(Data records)
(begin)

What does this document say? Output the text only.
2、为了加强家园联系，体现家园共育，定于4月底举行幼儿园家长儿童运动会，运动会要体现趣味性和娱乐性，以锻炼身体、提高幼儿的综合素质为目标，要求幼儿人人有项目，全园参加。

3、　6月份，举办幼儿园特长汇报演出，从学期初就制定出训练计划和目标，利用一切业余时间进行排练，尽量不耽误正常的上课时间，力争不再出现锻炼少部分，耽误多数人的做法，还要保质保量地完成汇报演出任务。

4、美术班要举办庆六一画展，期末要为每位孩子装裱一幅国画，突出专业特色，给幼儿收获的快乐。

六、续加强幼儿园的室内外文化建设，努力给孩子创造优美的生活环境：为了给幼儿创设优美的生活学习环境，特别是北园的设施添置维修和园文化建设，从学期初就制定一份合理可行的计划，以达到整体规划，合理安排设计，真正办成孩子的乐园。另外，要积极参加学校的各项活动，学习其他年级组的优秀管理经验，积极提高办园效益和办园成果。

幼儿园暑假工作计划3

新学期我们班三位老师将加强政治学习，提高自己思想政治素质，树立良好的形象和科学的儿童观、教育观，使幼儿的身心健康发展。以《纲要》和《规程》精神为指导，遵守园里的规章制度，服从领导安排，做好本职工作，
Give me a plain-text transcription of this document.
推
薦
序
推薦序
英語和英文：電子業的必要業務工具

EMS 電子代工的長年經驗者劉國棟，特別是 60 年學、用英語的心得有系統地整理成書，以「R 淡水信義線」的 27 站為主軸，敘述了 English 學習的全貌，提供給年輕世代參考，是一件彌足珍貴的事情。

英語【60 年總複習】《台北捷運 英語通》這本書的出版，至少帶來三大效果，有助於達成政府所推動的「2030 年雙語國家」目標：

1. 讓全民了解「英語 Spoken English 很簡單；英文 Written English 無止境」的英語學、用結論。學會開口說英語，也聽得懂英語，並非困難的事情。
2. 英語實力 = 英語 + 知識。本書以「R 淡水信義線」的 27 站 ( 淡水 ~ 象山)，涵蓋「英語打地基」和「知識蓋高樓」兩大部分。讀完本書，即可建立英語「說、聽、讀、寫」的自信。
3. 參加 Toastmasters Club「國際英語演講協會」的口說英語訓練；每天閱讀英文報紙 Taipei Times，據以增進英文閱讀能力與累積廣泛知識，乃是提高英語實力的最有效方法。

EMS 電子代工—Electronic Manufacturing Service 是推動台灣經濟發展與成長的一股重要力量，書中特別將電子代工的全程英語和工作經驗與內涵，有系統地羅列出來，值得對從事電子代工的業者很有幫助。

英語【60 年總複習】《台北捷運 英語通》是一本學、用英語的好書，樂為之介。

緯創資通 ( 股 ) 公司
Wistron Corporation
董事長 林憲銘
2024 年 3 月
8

(end)
(begin)

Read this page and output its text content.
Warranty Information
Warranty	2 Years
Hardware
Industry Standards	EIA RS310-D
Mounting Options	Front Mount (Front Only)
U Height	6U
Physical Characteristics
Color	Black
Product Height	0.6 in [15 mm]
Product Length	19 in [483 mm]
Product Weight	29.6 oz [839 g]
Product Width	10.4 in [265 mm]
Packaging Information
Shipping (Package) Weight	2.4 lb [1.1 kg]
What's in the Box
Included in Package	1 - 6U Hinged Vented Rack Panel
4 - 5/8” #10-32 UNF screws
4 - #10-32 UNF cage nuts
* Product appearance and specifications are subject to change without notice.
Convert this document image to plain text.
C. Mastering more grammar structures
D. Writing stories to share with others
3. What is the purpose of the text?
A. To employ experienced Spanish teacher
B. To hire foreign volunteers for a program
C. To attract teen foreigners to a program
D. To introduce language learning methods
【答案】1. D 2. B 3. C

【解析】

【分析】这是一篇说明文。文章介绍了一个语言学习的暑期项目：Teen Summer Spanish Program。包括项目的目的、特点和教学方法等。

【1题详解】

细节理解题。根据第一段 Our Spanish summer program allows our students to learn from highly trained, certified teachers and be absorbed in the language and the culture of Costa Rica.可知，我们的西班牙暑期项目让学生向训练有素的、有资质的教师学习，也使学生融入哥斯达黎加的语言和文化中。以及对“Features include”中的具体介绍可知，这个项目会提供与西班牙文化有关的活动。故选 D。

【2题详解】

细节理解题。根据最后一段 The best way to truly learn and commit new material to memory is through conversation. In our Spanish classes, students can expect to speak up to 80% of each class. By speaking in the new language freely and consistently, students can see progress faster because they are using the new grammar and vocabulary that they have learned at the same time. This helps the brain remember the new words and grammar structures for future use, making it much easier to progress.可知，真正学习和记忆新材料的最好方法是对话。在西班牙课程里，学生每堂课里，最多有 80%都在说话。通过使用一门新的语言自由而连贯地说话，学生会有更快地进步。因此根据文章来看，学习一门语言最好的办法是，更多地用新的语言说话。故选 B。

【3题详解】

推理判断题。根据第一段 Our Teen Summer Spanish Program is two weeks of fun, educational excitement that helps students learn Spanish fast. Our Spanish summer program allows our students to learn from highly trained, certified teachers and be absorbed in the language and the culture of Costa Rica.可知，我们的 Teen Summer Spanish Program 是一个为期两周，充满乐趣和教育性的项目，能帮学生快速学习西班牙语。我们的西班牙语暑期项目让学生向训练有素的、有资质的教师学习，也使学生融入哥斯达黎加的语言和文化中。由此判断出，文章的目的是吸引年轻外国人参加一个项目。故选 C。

(end)

*Description of the task*
Keep only the lines that hold the string "document", and copy them out.

*Response to this task*
What does this document say? Output the text only.
Give me a plain-text transcription of this document.
Convert this document image to plain text.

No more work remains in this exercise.